_Text excerpt_

* * * * * * * * *

Piezo1-Mediated Mechanotransduction Contributes to Disturbed Flow-Induced Atherosclerotic Endothelial Inflammation.

Background: Disturbed flow generates oscillatory shear stress (OSS), which in turn leads to endothelial inflammation and atherosclerosis. Piezo1, a biomechanical force sensor, plays a crucial role in the cardiovascular system. However, the specific role of Piezo1 in atherosclerosis remains to be fully elucidated.

* * * * * * * * *

_Material shown_
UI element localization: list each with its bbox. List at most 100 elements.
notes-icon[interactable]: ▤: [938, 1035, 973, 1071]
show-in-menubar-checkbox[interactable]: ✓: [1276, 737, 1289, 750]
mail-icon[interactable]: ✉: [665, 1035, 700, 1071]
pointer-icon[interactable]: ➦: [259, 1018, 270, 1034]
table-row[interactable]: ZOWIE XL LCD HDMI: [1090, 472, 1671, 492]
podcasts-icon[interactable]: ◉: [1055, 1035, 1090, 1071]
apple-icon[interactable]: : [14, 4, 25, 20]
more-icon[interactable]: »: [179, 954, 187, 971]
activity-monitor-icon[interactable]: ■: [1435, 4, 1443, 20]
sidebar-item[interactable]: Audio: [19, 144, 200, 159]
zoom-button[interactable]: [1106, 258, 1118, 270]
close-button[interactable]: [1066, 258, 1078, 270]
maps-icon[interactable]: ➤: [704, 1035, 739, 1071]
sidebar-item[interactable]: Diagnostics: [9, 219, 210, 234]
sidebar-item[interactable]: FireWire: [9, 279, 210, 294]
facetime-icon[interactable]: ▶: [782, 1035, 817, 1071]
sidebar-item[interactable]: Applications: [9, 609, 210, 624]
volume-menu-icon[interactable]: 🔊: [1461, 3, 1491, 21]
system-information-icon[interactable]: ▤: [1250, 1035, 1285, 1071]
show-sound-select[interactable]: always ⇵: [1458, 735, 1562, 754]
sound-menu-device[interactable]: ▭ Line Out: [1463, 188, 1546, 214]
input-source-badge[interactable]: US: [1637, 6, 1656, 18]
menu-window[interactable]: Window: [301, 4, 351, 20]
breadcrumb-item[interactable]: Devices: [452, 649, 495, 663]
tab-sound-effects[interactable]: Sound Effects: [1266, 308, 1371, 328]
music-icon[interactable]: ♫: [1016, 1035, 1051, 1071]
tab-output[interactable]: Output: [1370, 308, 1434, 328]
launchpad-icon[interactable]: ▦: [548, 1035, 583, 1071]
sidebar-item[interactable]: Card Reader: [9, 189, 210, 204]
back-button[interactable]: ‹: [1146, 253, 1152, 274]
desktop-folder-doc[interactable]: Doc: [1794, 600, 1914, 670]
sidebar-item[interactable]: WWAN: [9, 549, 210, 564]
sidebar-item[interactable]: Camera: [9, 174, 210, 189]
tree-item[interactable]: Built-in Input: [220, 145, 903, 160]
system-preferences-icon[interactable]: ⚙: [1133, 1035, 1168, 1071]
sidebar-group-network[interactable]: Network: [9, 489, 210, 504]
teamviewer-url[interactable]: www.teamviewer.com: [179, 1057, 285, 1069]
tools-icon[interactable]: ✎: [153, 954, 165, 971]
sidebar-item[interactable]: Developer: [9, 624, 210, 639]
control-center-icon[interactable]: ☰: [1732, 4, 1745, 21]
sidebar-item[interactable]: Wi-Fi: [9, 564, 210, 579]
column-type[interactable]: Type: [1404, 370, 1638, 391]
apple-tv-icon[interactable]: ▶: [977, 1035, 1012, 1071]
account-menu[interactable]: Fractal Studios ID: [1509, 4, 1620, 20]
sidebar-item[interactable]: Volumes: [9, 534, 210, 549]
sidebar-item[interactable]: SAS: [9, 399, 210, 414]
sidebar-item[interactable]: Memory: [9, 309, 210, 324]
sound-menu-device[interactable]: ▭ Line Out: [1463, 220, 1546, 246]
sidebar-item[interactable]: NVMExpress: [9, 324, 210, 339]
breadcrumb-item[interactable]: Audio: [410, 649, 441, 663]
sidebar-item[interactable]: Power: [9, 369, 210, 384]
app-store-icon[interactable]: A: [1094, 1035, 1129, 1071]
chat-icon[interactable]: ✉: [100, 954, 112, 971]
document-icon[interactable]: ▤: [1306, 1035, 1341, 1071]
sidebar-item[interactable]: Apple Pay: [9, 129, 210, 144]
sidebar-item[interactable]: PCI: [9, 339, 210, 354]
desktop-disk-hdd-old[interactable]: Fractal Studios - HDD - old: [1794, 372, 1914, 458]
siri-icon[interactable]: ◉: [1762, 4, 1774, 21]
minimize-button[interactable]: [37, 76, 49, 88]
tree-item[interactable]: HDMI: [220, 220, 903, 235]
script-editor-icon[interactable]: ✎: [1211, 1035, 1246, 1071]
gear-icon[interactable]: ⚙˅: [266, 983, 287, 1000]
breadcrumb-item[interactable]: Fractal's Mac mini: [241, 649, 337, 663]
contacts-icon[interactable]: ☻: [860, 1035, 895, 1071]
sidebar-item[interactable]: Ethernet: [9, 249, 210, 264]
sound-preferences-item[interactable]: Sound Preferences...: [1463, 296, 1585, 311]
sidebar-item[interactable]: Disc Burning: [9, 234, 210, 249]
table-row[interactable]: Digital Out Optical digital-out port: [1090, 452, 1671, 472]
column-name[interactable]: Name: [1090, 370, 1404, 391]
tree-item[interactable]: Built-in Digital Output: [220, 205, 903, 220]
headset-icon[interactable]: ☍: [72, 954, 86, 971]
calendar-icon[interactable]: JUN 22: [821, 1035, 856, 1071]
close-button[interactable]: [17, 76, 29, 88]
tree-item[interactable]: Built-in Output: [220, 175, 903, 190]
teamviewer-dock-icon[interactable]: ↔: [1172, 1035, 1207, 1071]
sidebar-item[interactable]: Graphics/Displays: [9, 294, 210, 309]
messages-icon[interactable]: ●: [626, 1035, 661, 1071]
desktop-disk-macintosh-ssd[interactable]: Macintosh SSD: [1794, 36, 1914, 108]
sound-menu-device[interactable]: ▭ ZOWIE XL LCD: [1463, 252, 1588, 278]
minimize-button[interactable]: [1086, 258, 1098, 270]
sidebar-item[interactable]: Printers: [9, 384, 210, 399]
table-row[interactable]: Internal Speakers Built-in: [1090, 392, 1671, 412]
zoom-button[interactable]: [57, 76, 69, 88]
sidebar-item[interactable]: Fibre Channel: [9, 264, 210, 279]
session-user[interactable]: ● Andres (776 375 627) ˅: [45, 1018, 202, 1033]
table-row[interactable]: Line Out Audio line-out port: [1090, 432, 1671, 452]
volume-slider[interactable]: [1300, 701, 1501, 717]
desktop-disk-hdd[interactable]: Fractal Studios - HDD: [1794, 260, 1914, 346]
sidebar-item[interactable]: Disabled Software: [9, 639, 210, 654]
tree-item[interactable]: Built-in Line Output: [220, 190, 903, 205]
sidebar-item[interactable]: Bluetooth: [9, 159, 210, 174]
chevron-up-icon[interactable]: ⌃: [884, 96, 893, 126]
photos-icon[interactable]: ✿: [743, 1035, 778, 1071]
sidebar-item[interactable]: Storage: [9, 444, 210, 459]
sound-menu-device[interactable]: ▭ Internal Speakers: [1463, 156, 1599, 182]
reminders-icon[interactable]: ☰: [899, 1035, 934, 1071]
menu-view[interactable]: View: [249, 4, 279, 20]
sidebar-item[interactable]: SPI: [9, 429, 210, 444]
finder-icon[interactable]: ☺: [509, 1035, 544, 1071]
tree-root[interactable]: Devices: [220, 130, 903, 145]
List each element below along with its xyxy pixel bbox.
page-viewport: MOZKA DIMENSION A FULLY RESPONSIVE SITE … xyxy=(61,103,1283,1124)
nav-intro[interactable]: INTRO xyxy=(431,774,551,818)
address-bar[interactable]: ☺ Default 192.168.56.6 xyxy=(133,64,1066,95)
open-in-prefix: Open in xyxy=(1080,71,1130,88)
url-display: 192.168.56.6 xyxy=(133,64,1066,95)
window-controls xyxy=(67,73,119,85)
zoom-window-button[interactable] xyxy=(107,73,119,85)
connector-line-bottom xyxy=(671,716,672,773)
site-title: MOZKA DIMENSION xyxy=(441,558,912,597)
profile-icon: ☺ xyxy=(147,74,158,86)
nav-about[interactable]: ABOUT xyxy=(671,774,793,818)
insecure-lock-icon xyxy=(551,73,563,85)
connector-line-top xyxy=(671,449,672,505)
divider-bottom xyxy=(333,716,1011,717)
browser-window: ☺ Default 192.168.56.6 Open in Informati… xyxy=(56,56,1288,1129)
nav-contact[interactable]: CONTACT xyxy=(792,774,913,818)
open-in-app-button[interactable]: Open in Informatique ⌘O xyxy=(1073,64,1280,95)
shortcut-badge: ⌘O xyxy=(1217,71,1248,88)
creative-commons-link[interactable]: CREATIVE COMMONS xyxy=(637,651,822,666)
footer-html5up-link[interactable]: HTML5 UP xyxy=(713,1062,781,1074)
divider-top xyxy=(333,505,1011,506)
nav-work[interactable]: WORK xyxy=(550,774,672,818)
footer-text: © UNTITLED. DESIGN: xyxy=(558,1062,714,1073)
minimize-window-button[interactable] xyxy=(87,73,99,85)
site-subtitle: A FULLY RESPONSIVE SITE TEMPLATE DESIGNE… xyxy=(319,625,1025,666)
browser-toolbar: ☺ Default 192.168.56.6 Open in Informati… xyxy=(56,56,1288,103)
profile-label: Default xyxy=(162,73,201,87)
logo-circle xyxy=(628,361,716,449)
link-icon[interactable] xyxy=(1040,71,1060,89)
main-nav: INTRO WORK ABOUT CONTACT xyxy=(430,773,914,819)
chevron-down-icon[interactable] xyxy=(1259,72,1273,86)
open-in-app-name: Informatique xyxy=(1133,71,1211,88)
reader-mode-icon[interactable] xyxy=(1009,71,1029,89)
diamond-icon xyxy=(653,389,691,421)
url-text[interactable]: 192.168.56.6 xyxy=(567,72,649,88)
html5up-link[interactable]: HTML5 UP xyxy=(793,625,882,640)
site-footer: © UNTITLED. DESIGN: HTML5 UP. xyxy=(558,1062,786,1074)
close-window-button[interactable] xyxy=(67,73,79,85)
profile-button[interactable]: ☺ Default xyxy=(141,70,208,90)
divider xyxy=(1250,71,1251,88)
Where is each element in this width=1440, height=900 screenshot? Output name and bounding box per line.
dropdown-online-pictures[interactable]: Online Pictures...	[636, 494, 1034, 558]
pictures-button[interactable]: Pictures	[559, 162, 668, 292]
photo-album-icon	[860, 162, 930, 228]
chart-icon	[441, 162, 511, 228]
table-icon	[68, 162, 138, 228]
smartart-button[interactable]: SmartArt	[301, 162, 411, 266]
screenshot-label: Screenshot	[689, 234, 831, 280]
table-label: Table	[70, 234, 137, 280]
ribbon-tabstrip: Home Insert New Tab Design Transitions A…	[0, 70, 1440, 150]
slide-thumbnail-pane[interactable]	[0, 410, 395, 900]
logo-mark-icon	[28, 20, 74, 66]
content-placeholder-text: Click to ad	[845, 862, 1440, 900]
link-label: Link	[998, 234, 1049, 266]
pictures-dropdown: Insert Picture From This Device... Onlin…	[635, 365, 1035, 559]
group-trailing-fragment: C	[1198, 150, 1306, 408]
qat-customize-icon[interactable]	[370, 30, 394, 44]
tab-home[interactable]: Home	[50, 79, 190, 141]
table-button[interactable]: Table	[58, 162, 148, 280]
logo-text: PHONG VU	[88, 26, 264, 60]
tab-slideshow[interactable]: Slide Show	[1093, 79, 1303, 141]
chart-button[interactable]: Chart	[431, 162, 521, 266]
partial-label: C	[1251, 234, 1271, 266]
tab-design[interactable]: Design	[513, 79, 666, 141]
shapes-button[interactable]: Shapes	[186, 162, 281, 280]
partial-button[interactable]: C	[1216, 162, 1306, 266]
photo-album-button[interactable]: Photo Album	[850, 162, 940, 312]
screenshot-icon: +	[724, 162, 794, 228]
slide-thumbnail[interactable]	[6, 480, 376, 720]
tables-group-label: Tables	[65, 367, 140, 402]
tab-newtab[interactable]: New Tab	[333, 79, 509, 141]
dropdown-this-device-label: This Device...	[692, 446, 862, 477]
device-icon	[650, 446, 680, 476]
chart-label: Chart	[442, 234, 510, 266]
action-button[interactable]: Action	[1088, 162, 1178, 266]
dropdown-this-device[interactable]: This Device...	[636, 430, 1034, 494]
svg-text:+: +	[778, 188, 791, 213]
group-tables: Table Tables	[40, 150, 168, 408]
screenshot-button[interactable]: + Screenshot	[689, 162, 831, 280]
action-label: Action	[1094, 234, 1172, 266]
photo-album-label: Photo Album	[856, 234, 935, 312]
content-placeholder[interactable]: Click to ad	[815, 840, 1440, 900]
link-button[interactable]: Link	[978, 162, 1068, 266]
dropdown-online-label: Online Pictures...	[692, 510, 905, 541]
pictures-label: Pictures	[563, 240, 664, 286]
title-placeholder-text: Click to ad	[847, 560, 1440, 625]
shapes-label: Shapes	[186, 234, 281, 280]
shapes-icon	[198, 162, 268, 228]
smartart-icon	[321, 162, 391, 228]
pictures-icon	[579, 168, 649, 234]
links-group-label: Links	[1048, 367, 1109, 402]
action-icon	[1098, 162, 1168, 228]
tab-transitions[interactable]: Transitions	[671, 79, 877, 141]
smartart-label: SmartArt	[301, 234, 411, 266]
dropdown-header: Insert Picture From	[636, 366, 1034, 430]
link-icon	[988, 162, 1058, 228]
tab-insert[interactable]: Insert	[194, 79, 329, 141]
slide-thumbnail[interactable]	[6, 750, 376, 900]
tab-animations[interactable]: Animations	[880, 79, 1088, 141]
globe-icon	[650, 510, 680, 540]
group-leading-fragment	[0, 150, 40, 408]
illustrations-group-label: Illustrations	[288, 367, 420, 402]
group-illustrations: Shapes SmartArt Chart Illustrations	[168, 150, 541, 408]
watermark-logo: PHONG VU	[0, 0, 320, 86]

* * * * * * * * *

_Problem statement_
In the abstract on Piezo1 and atherosclerosis, what does disturbed flow generate?

_Task solution_
Oscillatory shear stress (OSS).